- _What you are asked to do_:
Find each line with "الثلاثاء" and copy it.

- _Data for processing_:
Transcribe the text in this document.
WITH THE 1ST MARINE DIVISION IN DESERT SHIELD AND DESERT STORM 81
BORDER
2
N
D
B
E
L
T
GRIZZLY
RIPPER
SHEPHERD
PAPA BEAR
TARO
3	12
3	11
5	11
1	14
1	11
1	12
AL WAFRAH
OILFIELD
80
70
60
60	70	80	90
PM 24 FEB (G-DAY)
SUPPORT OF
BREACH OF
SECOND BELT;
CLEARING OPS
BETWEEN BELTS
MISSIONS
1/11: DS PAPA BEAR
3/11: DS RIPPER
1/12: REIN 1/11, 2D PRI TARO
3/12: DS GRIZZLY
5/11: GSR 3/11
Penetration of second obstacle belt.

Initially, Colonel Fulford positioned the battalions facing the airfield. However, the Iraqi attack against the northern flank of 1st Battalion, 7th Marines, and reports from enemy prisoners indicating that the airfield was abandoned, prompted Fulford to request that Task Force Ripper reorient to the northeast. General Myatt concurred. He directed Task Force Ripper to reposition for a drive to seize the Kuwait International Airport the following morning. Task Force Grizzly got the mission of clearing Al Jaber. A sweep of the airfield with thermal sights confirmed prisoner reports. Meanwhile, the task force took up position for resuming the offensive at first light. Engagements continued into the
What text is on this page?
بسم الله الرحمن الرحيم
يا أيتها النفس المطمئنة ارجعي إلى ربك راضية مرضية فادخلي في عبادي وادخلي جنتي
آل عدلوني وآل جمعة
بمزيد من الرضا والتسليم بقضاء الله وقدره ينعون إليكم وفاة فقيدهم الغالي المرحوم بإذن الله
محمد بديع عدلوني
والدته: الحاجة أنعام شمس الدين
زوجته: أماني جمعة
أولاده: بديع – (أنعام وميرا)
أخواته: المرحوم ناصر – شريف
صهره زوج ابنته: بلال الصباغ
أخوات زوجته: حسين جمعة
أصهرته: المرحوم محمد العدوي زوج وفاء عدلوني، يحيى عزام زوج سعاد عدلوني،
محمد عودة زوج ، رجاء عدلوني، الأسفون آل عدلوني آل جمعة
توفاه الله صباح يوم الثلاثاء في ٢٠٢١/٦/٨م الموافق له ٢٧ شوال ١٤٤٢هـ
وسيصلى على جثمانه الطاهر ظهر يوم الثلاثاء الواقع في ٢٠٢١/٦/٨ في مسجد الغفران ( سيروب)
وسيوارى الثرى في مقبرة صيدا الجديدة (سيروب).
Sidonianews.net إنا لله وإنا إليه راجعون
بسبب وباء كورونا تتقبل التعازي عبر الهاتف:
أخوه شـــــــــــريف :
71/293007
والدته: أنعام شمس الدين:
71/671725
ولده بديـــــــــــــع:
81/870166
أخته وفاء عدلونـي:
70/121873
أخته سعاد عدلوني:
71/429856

- _The result_:
توفاه الله صباح يوم الثلاثاء في ٢٠٢١/٦/٨م الموافق له ٢٧ شوال ١٤٤٢هـ
وسيصلى على جثمانه الطاهر ظهر يوم الثلاثاء الواقع في ٢٠٢١/٦/٨ في مسجد الغفران ( سيروب)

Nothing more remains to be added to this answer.